▸ Given instruction
Reproduce each line of the material exactly, minus any picture.

(Excerpt from a dataset)
###
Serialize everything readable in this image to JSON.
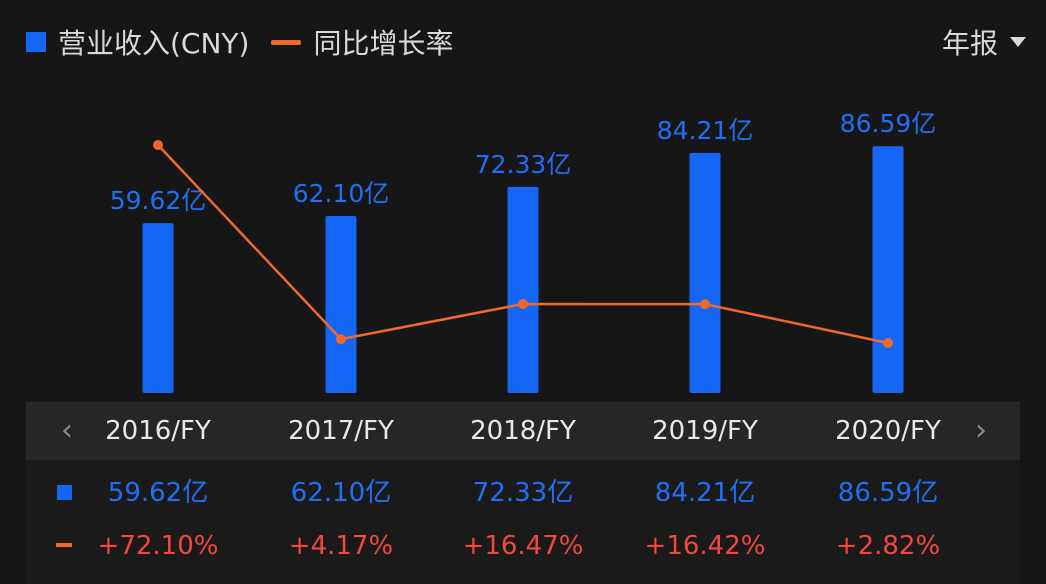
{
  "legend": {
    "revenue_label": "营业收入(CNY)",
    "growth_label": "同比增长率"
  },
  "period_selector": {
    "label": "年报"
  },
  "colors": {
    "background": "#161616",
    "bar": "#1566f5",
    "bar_label": "#1f6ff5",
    "line": "#f0682a",
    "growth_text": "#f0483c"
  },
  "chart_data": {
    "type": "bar",
    "categories": [
      "2016/FY",
      "2017/FY",
      "2018/FY",
      "2019/FY",
      "2020/FY"
    ],
    "series": [
      {
        "name": "营业收入(CNY)",
        "type": "bar",
        "values": [
          59.62,
          62.1,
          72.33,
          84.21,
          86.59
        ],
        "labels": [
          "59.62亿",
          "62.10亿",
          "72.33亿",
          "84.21亿",
          "86.59亿"
        ]
      },
      {
        "name": "同比增长率",
        "type": "line",
        "values": [
          72.1,
          4.17,
          16.47,
          16.42,
          2.82
        ],
        "labels": [
          "+72.10%",
          "+4.17%",
          "+16.47%",
          "+16.42%",
          "+2.82%"
        ]
      }
    ],
    "legend_position": "top-left",
    "grid": false
  },
  "table": {
    "revenue_row": [
      "59.62亿",
      "62.10亿",
      "72.33亿",
      "84.21亿",
      "86.59亿"
    ],
    "growth_row": [
      "+72.10%",
      "+4.17%",
      "+16.47%",
      "+16.42%",
      "+2.82%"
    ]
  },
  "nav": {
    "prev_icon": "chevron-left-icon",
    "next_icon": "chevron-right-icon"
  }
}
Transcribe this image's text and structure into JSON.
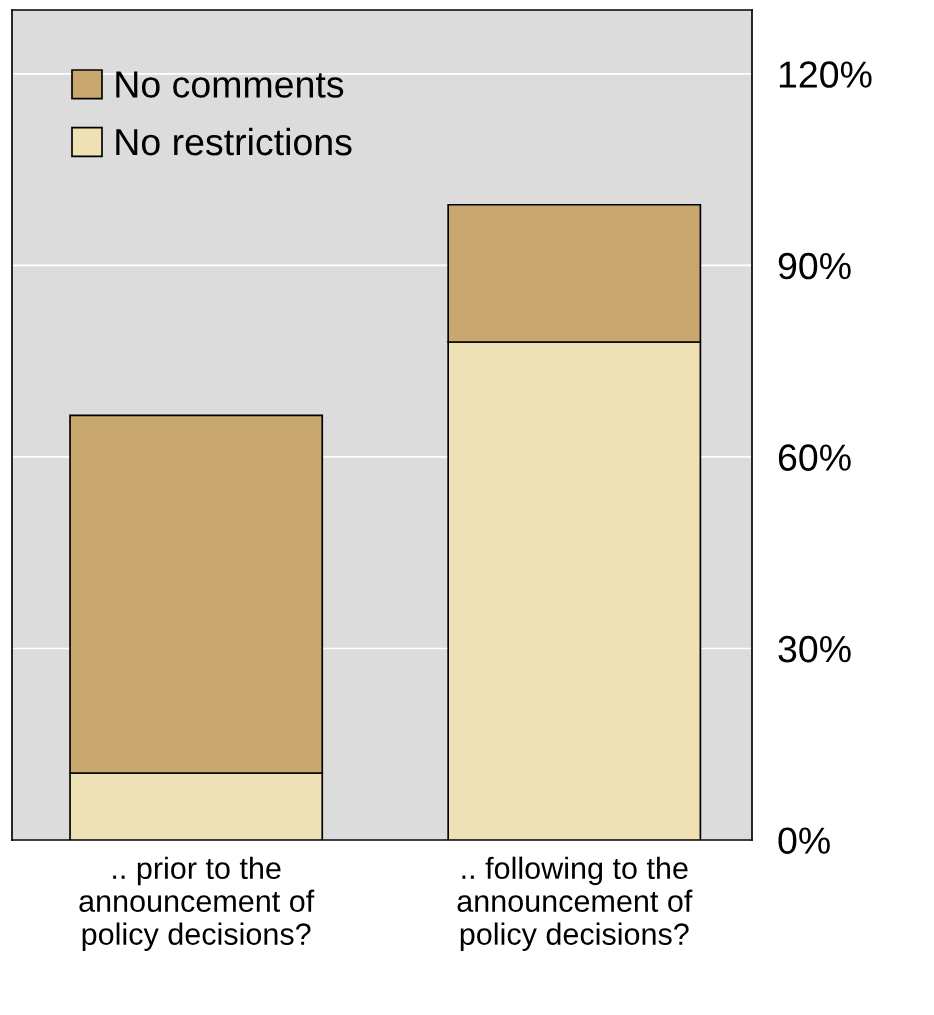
###
▸ Answer for the task
Serialize everything readable in this image to JSON.
{
  "legend": {
    "revenue_label": "营业收入(CNY)",
    "growth_label": "同比增长率"
  },
  "period_selector": {
    "label": "年报"
  },
  "colors": {
    "background": "#161616",
    "bar": "#1566f5",
    "bar_label": "#1f6ff5",
    "line": "#f0682a",
    "growth_text": "#f0483c"
  },
  "chart_data": {
    "type": "bar",
    "categories": [
      "2016/FY",
      "2017/FY",
      "2018/FY",
      "2019/FY",
      "2020/FY"
    ],
    "series": [
      {
        "name": "营业收入(CNY)",
        "type": "bar",
        "values": [
          59.62,
          62.1,
          72.33,
          84.21,
          86.59
        ],
        "labels": [
          "59.62亿",
          "62.10亿",
          "72.33亿",
          "84.21亿",
          "86.59亿"
        ]
      },
      {
        "name": "同比增长率",
        "type": "line",
        "values": [
          72.1,
          4.17,
          16.47,
          16.42,
          2.82
        ],
        "labels": [
          "+72.10%",
          "+4.17%",
          "+16.47%",
          "+16.42%",
          "+2.82%"
        ]
      }
    ],
    "legend_position": "top-left",
    "grid": false
  },
  "table": {
    "revenue_row": [
      "59.62亿",
      "62.10亿",
      "72.33亿",
      "84.21亿",
      "86.59亿"
    ],
    "growth_row": [
      "+72.10%",
      "+4.17%",
      "+16.47%",
      "+16.42%",
      "+2.82%"
    ]
  },
  "nav": {
    "prev_icon": "chevron-left-icon",
    "next_icon": "chevron-right-icon"
  }
}
Transcribe this image's text and structure into JSON.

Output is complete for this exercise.